* START Material to process *

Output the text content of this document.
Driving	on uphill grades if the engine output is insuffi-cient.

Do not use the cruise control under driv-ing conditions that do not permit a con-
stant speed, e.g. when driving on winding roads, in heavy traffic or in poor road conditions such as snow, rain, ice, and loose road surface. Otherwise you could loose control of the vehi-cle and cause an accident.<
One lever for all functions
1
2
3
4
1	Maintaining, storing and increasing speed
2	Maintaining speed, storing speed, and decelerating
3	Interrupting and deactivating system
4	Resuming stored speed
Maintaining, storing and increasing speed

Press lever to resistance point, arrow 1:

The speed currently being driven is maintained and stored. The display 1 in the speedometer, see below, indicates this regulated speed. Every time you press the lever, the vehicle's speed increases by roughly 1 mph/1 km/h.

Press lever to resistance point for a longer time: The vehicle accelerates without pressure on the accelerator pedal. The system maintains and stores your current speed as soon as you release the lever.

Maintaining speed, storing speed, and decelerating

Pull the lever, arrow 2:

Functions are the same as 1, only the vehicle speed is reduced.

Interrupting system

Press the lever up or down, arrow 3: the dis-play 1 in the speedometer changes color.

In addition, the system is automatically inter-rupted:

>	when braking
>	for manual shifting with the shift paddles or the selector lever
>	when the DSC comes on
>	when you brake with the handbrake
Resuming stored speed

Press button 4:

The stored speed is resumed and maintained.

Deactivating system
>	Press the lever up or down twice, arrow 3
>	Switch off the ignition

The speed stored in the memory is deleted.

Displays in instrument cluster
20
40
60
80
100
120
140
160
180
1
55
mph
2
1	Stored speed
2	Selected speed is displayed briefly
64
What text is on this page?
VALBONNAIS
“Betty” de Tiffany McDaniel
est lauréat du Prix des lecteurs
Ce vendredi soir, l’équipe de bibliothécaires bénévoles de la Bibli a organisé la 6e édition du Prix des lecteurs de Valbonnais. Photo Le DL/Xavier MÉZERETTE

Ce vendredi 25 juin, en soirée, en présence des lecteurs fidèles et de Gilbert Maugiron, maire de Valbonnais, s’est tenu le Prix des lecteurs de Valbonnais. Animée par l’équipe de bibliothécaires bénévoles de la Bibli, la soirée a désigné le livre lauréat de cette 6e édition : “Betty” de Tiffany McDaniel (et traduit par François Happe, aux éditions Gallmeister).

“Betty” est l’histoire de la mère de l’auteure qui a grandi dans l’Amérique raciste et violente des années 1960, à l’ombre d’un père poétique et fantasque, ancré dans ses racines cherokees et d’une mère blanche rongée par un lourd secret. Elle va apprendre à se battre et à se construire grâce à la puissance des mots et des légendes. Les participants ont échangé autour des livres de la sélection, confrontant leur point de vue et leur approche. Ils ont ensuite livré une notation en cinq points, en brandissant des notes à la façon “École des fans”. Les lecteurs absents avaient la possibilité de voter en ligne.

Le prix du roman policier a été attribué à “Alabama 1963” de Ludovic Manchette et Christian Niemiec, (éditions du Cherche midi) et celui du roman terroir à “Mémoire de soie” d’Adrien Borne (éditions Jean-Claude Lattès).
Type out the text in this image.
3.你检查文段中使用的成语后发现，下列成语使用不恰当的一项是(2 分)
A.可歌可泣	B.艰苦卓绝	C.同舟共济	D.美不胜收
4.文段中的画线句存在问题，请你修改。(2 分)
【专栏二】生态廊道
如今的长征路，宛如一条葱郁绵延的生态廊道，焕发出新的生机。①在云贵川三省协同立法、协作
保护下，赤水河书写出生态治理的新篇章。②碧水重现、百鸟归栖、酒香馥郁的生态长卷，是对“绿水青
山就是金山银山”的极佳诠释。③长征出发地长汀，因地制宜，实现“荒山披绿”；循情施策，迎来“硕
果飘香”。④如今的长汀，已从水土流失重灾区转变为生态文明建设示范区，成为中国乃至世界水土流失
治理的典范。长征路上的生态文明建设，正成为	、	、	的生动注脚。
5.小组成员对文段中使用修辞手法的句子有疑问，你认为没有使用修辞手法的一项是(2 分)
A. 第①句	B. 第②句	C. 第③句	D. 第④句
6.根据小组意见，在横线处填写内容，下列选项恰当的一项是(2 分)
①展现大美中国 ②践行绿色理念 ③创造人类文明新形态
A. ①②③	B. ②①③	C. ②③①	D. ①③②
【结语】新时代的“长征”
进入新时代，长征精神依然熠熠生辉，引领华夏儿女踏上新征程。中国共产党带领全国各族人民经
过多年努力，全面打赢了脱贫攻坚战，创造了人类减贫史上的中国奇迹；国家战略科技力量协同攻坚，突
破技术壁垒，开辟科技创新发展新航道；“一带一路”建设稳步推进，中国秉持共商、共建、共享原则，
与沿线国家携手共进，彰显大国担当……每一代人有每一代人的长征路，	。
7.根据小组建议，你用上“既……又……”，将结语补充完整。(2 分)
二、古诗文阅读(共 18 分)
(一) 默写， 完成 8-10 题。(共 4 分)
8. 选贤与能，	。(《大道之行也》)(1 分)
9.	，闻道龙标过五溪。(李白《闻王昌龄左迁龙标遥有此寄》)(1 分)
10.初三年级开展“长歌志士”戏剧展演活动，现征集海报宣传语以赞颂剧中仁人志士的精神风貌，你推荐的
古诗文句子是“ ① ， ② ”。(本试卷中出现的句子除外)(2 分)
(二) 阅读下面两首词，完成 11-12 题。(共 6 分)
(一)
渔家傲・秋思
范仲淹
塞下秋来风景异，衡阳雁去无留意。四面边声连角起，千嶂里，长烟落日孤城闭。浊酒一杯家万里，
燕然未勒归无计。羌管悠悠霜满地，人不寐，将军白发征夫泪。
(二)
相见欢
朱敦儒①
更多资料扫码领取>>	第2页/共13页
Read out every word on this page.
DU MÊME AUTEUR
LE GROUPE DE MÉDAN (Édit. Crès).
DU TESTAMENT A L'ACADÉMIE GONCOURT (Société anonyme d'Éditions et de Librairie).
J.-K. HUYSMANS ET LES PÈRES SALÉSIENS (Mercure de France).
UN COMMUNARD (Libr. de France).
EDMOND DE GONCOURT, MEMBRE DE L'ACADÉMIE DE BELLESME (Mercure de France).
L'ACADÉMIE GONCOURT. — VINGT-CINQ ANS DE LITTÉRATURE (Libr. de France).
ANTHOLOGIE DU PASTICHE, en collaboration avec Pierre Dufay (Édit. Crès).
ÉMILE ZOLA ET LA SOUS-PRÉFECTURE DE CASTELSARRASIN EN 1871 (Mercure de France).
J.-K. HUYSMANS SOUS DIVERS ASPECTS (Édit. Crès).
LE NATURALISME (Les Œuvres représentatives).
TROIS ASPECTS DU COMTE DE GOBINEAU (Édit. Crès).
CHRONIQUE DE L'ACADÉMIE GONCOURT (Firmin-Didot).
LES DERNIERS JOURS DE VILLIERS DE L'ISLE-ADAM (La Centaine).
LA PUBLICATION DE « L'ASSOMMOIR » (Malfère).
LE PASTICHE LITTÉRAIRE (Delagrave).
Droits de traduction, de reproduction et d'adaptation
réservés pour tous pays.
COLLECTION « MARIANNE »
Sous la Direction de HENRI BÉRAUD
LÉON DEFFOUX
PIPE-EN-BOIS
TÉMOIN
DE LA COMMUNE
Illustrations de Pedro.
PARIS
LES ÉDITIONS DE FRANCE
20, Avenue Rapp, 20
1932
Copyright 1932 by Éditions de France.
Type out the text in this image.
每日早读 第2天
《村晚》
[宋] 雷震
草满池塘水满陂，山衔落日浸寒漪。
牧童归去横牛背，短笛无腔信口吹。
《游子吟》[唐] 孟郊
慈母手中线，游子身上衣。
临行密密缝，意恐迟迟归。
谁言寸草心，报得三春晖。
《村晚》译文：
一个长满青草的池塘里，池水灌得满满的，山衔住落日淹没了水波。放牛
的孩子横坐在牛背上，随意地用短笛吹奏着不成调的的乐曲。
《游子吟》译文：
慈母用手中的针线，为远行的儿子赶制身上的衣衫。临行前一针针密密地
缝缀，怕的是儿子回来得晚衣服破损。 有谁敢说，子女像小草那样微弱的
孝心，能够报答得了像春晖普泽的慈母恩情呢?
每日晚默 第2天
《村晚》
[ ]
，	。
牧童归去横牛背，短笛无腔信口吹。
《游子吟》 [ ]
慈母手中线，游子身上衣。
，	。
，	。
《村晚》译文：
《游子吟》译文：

* END Material to process *

Copy every line that includes the string "HUYSMANS" from the material above.

**Exercise output:**
J.-K. HUYSMANS ET LES PÈRES SALÉSIENS (Mercure de France).
J.-K. HUYSMANS SOUS DIVERS ASPECTS (Édit. Crès).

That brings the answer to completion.